Written exercise :: The listing below should be written out exactly; please include all of it.

--- Begin Dataset records ---

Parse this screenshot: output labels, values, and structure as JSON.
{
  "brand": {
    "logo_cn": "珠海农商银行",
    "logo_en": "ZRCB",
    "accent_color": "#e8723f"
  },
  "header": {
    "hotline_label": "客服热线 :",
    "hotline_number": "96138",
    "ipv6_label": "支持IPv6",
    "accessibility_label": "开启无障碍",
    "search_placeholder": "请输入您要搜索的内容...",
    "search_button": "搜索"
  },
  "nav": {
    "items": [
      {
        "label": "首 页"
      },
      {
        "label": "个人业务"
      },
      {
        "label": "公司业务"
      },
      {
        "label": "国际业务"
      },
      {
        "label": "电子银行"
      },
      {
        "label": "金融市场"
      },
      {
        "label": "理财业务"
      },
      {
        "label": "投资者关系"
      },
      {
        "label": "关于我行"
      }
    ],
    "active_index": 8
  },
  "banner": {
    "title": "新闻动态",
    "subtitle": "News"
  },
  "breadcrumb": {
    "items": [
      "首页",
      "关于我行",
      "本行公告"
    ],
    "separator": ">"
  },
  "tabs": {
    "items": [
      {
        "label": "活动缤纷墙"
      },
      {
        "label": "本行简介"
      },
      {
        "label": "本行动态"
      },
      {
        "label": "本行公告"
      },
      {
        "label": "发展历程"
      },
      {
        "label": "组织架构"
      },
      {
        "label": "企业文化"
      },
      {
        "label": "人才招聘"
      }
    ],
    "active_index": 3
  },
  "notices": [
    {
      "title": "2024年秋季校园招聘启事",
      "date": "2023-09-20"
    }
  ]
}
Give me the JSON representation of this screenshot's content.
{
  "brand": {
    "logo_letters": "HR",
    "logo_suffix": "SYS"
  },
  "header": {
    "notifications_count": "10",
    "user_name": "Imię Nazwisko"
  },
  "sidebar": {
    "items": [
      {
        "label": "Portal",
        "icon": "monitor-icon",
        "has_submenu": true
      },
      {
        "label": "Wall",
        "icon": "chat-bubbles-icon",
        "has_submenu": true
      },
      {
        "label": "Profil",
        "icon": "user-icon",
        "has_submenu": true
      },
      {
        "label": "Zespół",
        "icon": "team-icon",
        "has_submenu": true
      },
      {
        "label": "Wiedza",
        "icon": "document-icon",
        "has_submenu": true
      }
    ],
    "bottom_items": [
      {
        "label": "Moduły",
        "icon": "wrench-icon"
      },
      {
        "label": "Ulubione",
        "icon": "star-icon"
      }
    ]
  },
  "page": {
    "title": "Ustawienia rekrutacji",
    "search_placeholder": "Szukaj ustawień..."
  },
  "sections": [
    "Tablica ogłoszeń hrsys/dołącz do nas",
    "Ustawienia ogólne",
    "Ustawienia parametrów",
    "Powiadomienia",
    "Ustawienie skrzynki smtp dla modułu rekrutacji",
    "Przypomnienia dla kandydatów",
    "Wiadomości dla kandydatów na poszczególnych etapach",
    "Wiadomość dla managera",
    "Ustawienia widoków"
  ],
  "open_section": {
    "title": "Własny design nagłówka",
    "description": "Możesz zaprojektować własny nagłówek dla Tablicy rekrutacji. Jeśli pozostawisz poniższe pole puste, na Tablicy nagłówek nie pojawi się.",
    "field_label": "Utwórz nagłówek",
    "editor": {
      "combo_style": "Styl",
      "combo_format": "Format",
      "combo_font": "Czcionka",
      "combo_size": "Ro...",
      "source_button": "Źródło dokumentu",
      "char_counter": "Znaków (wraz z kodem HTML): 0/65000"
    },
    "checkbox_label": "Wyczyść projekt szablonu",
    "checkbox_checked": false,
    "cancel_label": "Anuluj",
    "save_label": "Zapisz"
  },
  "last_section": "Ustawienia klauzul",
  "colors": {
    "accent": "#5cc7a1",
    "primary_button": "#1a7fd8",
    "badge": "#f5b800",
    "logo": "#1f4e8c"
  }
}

--- End Dataset records ---

Exercise output ::
Parse this screenshot: output labels, values, and structure as JSON.
{
  "brand": {
    "logo_cn": "珠海农商银行",
    "logo_en": "ZRCB",
    "accent_color": "#e8723f"
  },
  "header": {
    "hotline_label": "客服热线 :",
    "hotline_number": "96138",
    "ipv6_label": "支持IPv6",
    "accessibility_label": "开启无障碍",
    "search_placeholder": "请输入您要搜索的内容...",
    "search_button": "搜索"
  },
  "nav": {
    "items": [
      {
        "label": "首 页"
      },
      {
        "label": "个人业务"
      },
      {
        "label": "公司业务"
      },
      {
        "label": "国际业务"
      },
      {
        "label": "电子银行"
      },
      {
        "label": "金融市场"
      },
      {
        "label": "理财业务"
      },
      {
        "label": "投资者关系"
      },
      {
        "label": "关于我行"
      }
    ],
    "active_index": 8
  },
  "banner": {
    "title": "新闻动态",
    "subtitle": "News"
  },
  "breadcrumb": {
    "items": [
      "首页",
      "关于我行",
      "本行公告"
    ],
    "separator": ">"
  },
  "tabs": {
    "items": [
      {
        "label": "活动缤纷墙"
      },
      {
        "label": "本行简介"
      },
      {
        "label": "本行动态"
      },
      {
        "label": "本行公告"
      },
      {
        "label": "发展历程"
      },
      {
        "label": "组织架构"
      },
      {
        "label": "企业文化"
      },
      {
        "label": "人才招聘"
      }
    ],
    "active_index": 3
  },
  "notices": [
    {
      "title": "2024年秋季校园招聘启事",
      "date": "2023-09-20"
    }
  ]
}
Give me the JSON representation of this screenshot's content.
{
  "brand": {
    "logo_letters": "HR",
    "logo_suffix": "SYS"
  },
  "header": {
    "notifications_count": "10",
    "user_name": "Imię Nazwisko"
  },
  "sidebar": {
    "items": [
      {
        "label": "Portal",
        "icon": "monitor-icon",
        "has_submenu": true
      },
      {
        "label": "Wall",
        "icon": "chat-bubbles-icon",
        "has_submenu": true
      },
      {
        "label": "Profil",
        "icon": "user-icon",
        "has_submenu": true
      },
      {
        "label": "Zespół",
        "icon": "team-icon",
        "has_submenu": true
      },
      {
        "label": "Wiedza",
        "icon": "document-icon",
        "has_submenu": true
      }
    ],
    "bottom_items": [
      {
        "label": "Moduły",
        "icon": "wrench-icon"
      },
      {
        "label": "Ulubione",
        "icon": "star-icon"
      }
    ]
  },
  "page": {
    "title": "Ustawienia rekrutacji",
    "search_placeholder": "Szukaj ustawień..."
  },
  "sections": [
    "Tablica ogłoszeń hrsys/dołącz do nas",
    "Ustawienia ogólne",
    "Ustawienia parametrów",
    "Powiadomienia",
    "Ustawienie skrzynki smtp dla modułu rekrutacji",
    "Przypomnienia dla kandydatów",
    "Wiadomości dla kandydatów na poszczególnych etapach",
    "Wiadomość dla managera",
    "Ustawienia widoków"
  ],
  "open_section": {
    "title": "Własny design nagłówka",
    "description": "Możesz zaprojektować własny nagłówek dla Tablicy rekrutacji. Jeśli pozostawisz poniższe pole puste, na Tablicy nagłówek nie pojawi się.",
    "field_label": "Utwórz nagłówek",
    "editor": {
      "combo_style": "Styl",
      "combo_format": "Format",
      "combo_font": "Czcionka",
      "combo_size": "Ro...",
      "source_button": "Źródło dokumentu",
      "char_counter": "Znaków (wraz z kodem HTML): 0/65000"
    },
    "checkbox_label": "Wyczyść projekt szablonu",
    "checkbox_checked": false,
    "cancel_label": "Anuluj",
    "save_label": "Zapisz"
  },
  "last_section": "Ustawienia klauzul",
  "colors": {
    "accent": "#5cc7a1",
    "primary_button": "#1a7fd8",
    "badge": "#f5b800",
    "logo": "#1f4e8c"
  }
}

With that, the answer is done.